▸ Exercise requirements:
Please output every line of the material as it stands, without the pictures.

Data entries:

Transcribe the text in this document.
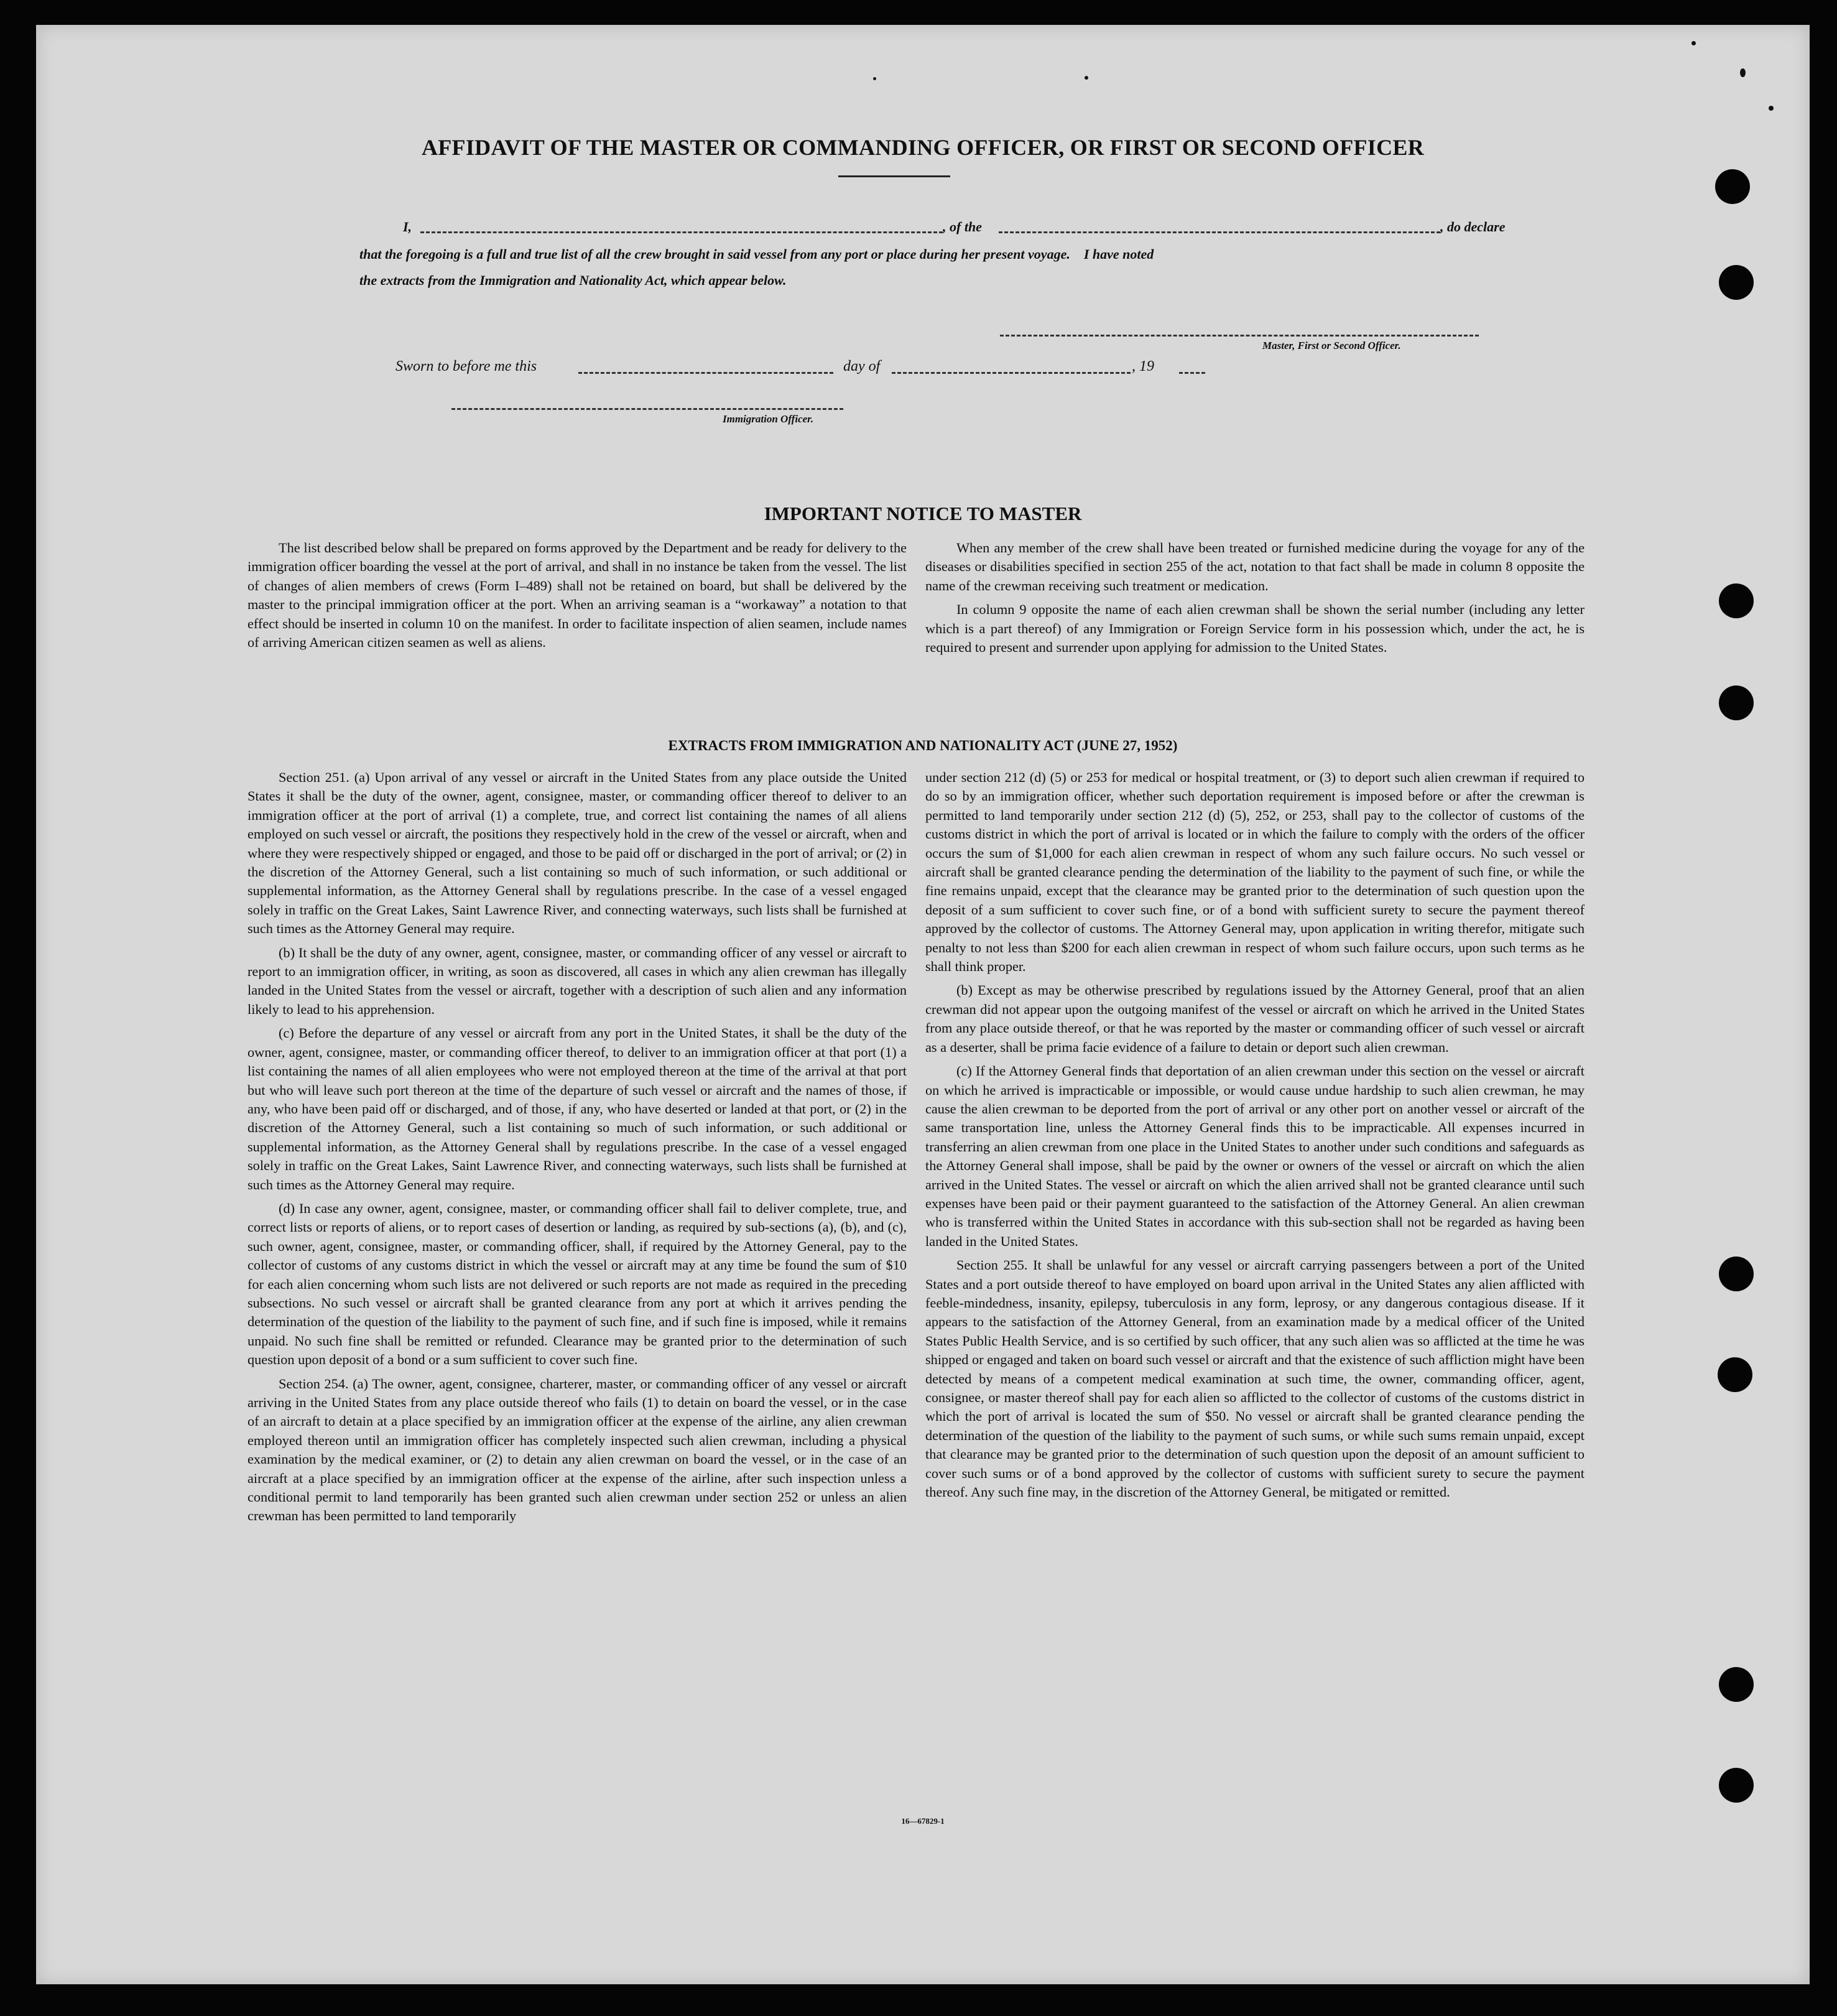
AFFIDAVIT OF THE MASTER OR COMMANDING OFFICER, OR FIRST OR SECOND OFFICER
I,	, of the	, do declare
that the foregoing is a full and true list of all the crew brought in said vessel from any port or place during her present voyage.    I have noted
the extracts from the Immigration and Nationality Act, which appear below.
Master, First or Second Officer.
Sworn to before me this	day of	, 19
Immigration Officer.
IMPORTANT NOTICE TO MASTER

The list described below shall be prepared on forms approved by the Department and be ready for delivery to the immigration officer boarding the vessel at the port of arrival, and shall in no instance be taken from the vessel. The list of changes of alien members of crews (Form I–489) shall not be retained on board, but shall be delivered by the master to the principal immigration officer at the port. When an arriving seaman is a “workaway” a notation to that effect should be inserted in column 10 on the manifest. In order to facilitate inspection of alien seamen, include names of arriving American citizen seamen as well as aliens.

When any member of the crew shall have been treated or furnished medicine during the voyage for any of the diseases or disabilities specified in section 255 of the act, notation to that fact shall be made in column 8 opposite the name of the crewman receiving such treatment or medication.

In column 9 opposite the name of each alien crewman shall be shown the serial number (including any letter which is a part thereof) of any Immigration or Foreign Service form in his possession which, under the act, he is required to present and surrender upon applying for admission to the United States.

EXTRACTS FROM IMMIGRATION AND NATIONALITY ACT (JUNE 27, 1952)

Section 251. (a) Upon arrival of any vessel or aircraft in the United States from any place outside the United States it shall be the duty of the owner, agent, consignee, master, or commanding officer thereof to deliver to an immigration officer at the port of arrival (1) a complete, true, and correct list containing the names of all aliens employed on such vessel or aircraft, the positions they respectively hold in the crew of the vessel or aircraft, when and where they were respectively shipped or engaged, and those to be paid off or discharged in the port of arrival; or (2) in the discretion of the Attorney General, such a list containing so much of such information, or such additional or supplemental information, as the Attorney General shall by regulations prescribe. In the case of a vessel engaged solely in traffic on the Great Lakes, Saint Lawrence River, and connecting waterways, such lists shall be furnished at such times as the Attorney General may require.

(b) It shall be the duty of any owner, agent, consignee, master, or commanding officer of any vessel or aircraft to report to an immigration officer, in writing, as soon as discovered, all cases in which any alien crewman has illegally landed in the United States from the vessel or aircraft, together with a description of such alien and any information likely to lead to his apprehension.

(c) Before the departure of any vessel or aircraft from any port in the United States, it shall be the duty of the owner, agent, consignee, master, or commanding officer thereof, to deliver to an immigration officer at that port (1) a list containing the names of all alien employees who were not employed thereon at the time of the arrival at that port but who will leave such port thereon at the time of the departure of such vessel or aircraft and the names of those, if any, who have been paid off or discharged, and of those, if any, who have deserted or landed at that port, or (2) in the discretion of the Attorney General, such a list containing so much of such information, or such additional or supplemental information, as the Attorney General shall by regulations prescribe. In the case of a vessel engaged solely in traffic on the Great Lakes, Saint Lawrence River, and connecting waterways, such lists shall be furnished at such times as the Attorney General may require.

(d) In case any owner, agent, consignee, master, or commanding officer shall fail to deliver complete, true, and correct lists or reports of aliens, or to report cases of desertion or landing, as required by sub-sections (a), (b), and (c), such owner, agent, consignee, master, or commanding officer, shall, if required by the Attorney General, pay to the collector of customs of any customs district in which the vessel or aircraft may at any time be found the sum of $10 for each alien concerning whom such lists are not delivered or such reports are not made as required in the preceding subsections. No such vessel or aircraft shall be granted clearance from any port at which it arrives pending the determination of the question of the liability to the payment of such fine, and if such fine is imposed, while it remains unpaid. No such fine shall be remitted or refunded. Clearance may be granted prior to the determination of such question upon deposit of a bond or a sum sufficient to cover such fine.

Section 254. (a) The owner, agent, consignee, charterer, master, or commanding officer of any vessel or aircraft arriving in the United States from any place outside thereof who fails (1) to detain on board the vessel, or in the case of an aircraft to detain at a place specified by an immigration officer at the expense of the airline, any alien crewman employed thereon until an immigration officer has completely inspected such alien crewman, including a physical examination by the medical examiner, or (2) to detain any alien crewman on board the vessel, or in the case of an aircraft at a place specified by an immigration officer at the expense of the airline, after such inspection unless a conditional permit to land temporarily has been granted such alien crewman under section 252 or unless an alien crewman has been permitted to land temporarily

under section 212 (d) (5) or 253 for medical or hospital treatment, or (3) to deport such alien crewman if required to do so by an immigration officer, whether such deportation requirement is imposed before or after the crewman is permitted to land temporarily under section 212 (d) (5), 252, or 253, shall pay to the collector of customs of the customs district in which the port of arrival is located or in which the failure to comply with the orders of the officer occurs the sum of $1,000 for each alien crewman in respect of whom any such failure occurs. No such vessel or aircraft shall be granted clearance pending the determination of the liability to the payment of such fine, or while the fine remains unpaid, except that the clearance may be granted prior to the determination of such question upon the deposit of a sum sufficient to cover such fine, or of a bond with sufficient surety to secure the payment thereof approved by the collector of customs. The Attorney General may, upon application in writing therefor, mitigate such penalty to not less than $200 for each alien crewman in respect of whom such failure occurs, upon such terms as he shall think proper.

(b) Except as may be otherwise prescribed by regulations issued by the Attorney General, proof that an alien crewman did not appear upon the outgoing manifest of the vessel or aircraft on which he arrived in the United States from any place outside thereof, or that he was reported by the master or commanding officer of such vessel or aircraft as a deserter, shall be prima facie evidence of a failure to detain or deport such alien crewman.

(c) If the Attorney General finds that deportation of an alien crewman under this section on the vessel or aircraft on which he arrived is impracticable or impossible, or would cause undue hardship to such alien crewman, he may cause the alien crewman to be deported from the port of arrival or any other port on another vessel or aircraft of the same transportation line, unless the Attorney General finds this to be impracticable. All expenses incurred in transferring an alien crewman from one place in the United States to another under such conditions and safeguards as the Attorney General shall impose, shall be paid by the owner or owners of the vessel or aircraft on which the alien arrived in the United States. The vessel or aircraft on which the alien arrived shall not be granted clearance until such expenses have been paid or their payment guaranteed to the satisfaction of the Attorney General. An alien crewman who is transferred within the United States in accordance with this sub-section shall not be regarded as having been landed in the United States.

Section 255. It shall be unlawful for any vessel or aircraft carrying passengers between a port of the United States and a port outside thereof to have employed on board upon arrival in the United States any alien afflicted with feeble-mindedness, insanity, epilepsy, tuberculosis in any form, leprosy, or any dangerous contagious disease. If it appears to the satisfaction of the Attorney General, from an examination made by a medical officer of the United States Public Health Service, and is so certified by such officer, that any such alien was so afflicted at the time he was shipped or engaged and taken on board such vessel or aircraft and that the existence of such affliction might have been detected by means of a competent medical examination at such time, the owner, commanding officer, agent, consignee, or master thereof shall pay for each alien so afflicted to the collector of customs of the customs district in which the port of arrival is located the sum of $50. No vessel or aircraft shall be granted clearance pending the determination of the question of the liability to the payment of such sums, or while such sums remain unpaid, except that clearance may be granted prior to the determination of such question upon the deposit of an amount sufficient to cover such sums or of a bond approved by the collector of customs with sufficient surety to secure the payment thereof. Any such fine may, in the discretion of the Attorney General, be mitigated or remitted.

16—67829-1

▸ Response to the task:
Transcribe the text in this document.
AFFIDAVIT OF THE MASTER OR COMMANDING OFFICER, OR FIRST OR SECOND OFFICER
I,	, of the	, do declare
that the foregoing is a full and true list of all the crew brought in said vessel from any port or place during her present voyage.    I have noted
the extracts from the Immigration and Nationality Act, which appear below.
Master, First or Second Officer.
Sworn to before me this	day of	, 19
Immigration Officer.
IMPORTANT NOTICE TO MASTER

The list described below shall be prepared on forms approved by the Department and be ready for delivery to the immigration officer boarding the vessel at the port of arrival, and shall in no instance be taken from the vessel. The list of changes of alien members of crews (Form I–489) shall not be retained on board, but shall be delivered by the master to the principal immigration officer at the port. When an arriving seaman is a “workaway” a notation to that effect should be inserted in column 10 on the manifest. In order to facilitate inspection of alien seamen, include names of arriving American citizen seamen as well as aliens.

When any member of the crew shall have been treated or furnished medicine during the voyage for any of the diseases or disabilities specified in section 255 of the act, notation to that fact shall be made in column 8 opposite the name of the crewman receiving such treatment or medication.

In column 9 opposite the name of each alien crewman shall be shown the serial number (including any letter which is a part thereof) of any Immigration or Foreign Service form in his possession which, under the act, he is required to present and surrender upon applying for admission to the United States.

EXTRACTS FROM IMMIGRATION AND NATIONALITY ACT (JUNE 27, 1952)

Section 251. (a) Upon arrival of any vessel or aircraft in the United States from any place outside the United States it shall be the duty of the owner, agent, consignee, master, or commanding officer thereof to deliver to an immigration officer at the port of arrival (1) a complete, true, and correct list containing the names of all aliens employed on such vessel or aircraft, the positions they respectively hold in the crew of the vessel or aircraft, when and where they were respectively shipped or engaged, and those to be paid off or discharged in the port of arrival; or (2) in the discretion of the Attorney General, such a list containing so much of such information, or such additional or supplemental information, as the Attorney General shall by regulations prescribe. In the case of a vessel engaged solely in traffic on the Great Lakes, Saint Lawrence River, and connecting waterways, such lists shall be furnished at such times as the Attorney General may require.

(b) It shall be the duty of any owner, agent, consignee, master, or commanding officer of any vessel or aircraft to report to an immigration officer, in writing, as soon as discovered, all cases in which any alien crewman has illegally landed in the United States from the vessel or aircraft, together with a description of such alien and any information likely to lead to his apprehension.

(c) Before the departure of any vessel or aircraft from any port in the United States, it shall be the duty of the owner, agent, consignee, master, or commanding officer thereof, to deliver to an immigration officer at that port (1) a list containing the names of all alien employees who were not employed thereon at the time of the arrival at that port but who will leave such port thereon at the time of the departure of such vessel or aircraft and the names of those, if any, who have been paid off or discharged, and of those, if any, who have deserted or landed at that port, or (2) in the discretion of the Attorney General, such a list containing so much of such information, or such additional or supplemental information, as the Attorney General shall by regulations prescribe. In the case of a vessel engaged solely in traffic on the Great Lakes, Saint Lawrence River, and connecting waterways, such lists shall be furnished at such times as the Attorney General may require.

(d) In case any owner, agent, consignee, master, or commanding officer shall fail to deliver complete, true, and correct lists or reports of aliens, or to report cases of desertion or landing, as required by sub-sections (a), (b), and (c), such owner, agent, consignee, master, or commanding officer, shall, if required by the Attorney General, pay to the collector of customs of any customs district in which the vessel or aircraft may at any time be found the sum of $10 for each alien concerning whom such lists are not delivered or such reports are not made as required in the preceding subsections. No such vessel or aircraft shall be granted clearance from any port at which it arrives pending the determination of the question of the liability to the payment of such fine, and if such fine is imposed, while it remains unpaid. No such fine shall be remitted or refunded. Clearance may be granted prior to the determination of such question upon deposit of a bond or a sum sufficient to cover such fine.

Section 254. (a) The owner, agent, consignee, charterer, master, or commanding officer of any vessel or aircraft arriving in the United States from any place outside thereof who fails (1) to detain on board the vessel, or in the case of an aircraft to detain at a place specified by an immigration officer at the expense of the airline, any alien crewman employed thereon until an immigration officer has completely inspected such alien crewman, including a physical examination by the medical examiner, or (2) to detain any alien crewman on board the vessel, or in the case of an aircraft at a place specified by an immigration officer at the expense of the airline, after such inspection unless a conditional permit to land temporarily has been granted such alien crewman under section 252 or unless an alien crewman has been permitted to land temporarily

under section 212 (d) (5) or 253 for medical or hospital treatment, or (3) to deport such alien crewman if required to do so by an immigration officer, whether such deportation requirement is imposed before or after the crewman is permitted to land temporarily under section 212 (d) (5), 252, or 253, shall pay to the collector of customs of the customs district in which the port of arrival is located or in which the failure to comply with the orders of the officer occurs the sum of $1,000 for each alien crewman in respect of whom any such failure occurs. No such vessel or aircraft shall be granted clearance pending the determination of the liability to the payment of such fine, or while the fine remains unpaid, except that the clearance may be granted prior to the determination of such question upon the deposit of a sum sufficient to cover such fine, or of a bond with sufficient surety to secure the payment thereof approved by the collector of customs. The Attorney General may, upon application in writing therefor, mitigate such penalty to not less than $200 for each alien crewman in respect of whom such failure occurs, upon such terms as he shall think proper.

(b) Except as may be otherwise prescribed by regulations issued by the Attorney General, proof that an alien crewman did not appear upon the outgoing manifest of the vessel or aircraft on which he arrived in the United States from any place outside thereof, or that he was reported by the master or commanding officer of such vessel or aircraft as a deserter, shall be prima facie evidence of a failure to detain or deport such alien crewman.

(c) If the Attorney General finds that deportation of an alien crewman under this section on the vessel or aircraft on which he arrived is impracticable or impossible, or would cause undue hardship to such alien crewman, he may cause the alien crewman to be deported from the port of arrival or any other port on another vessel or aircraft of the same transportation line, unless the Attorney General finds this to be impracticable. All expenses incurred in transferring an alien crewman from one place in the United States to another under such conditions and safeguards as the Attorney General shall impose, shall be paid by the owner or owners of the vessel or aircraft on which the alien arrived in the United States. The vessel or aircraft on which the alien arrived shall not be granted clearance until such expenses have been paid or their payment guaranteed to the satisfaction of the Attorney General. An alien crewman who is transferred within the United States in accordance with this sub-section shall not be regarded as having been landed in the United States.

Section 255. It shall be unlawful for any vessel or aircraft carrying passengers between a port of the United States and a port outside thereof to have employed on board upon arrival in the United States any alien afflicted with feeble-mindedness, insanity, epilepsy, tuberculosis in any form, leprosy, or any dangerous contagious disease. If it appears to the satisfaction of the Attorney General, from an examination made by a medical officer of the United States Public Health Service, and is so certified by such officer, that any such alien was so afflicted at the time he was shipped or engaged and taken on board such vessel or aircraft and that the existence of such affliction might have been detected by means of a competent medical examination at such time, the owner, commanding officer, agent, consignee, or master thereof shall pay for each alien so afflicted to the collector of customs of the customs district in which the port of arrival is located the sum of $50. No vessel or aircraft shall be granted clearance pending the determination of the question of the liability to the payment of such sums, or while such sums remain unpaid, except that clearance may be granted prior to the determination of such question upon the deposit of an amount sufficient to cover such sums or of a bond approved by the collector of customs with sufficient surety to secure the payment thereof. Any such fine may, in the discretion of the Attorney General, be mitigated or remitted.

16—67829-1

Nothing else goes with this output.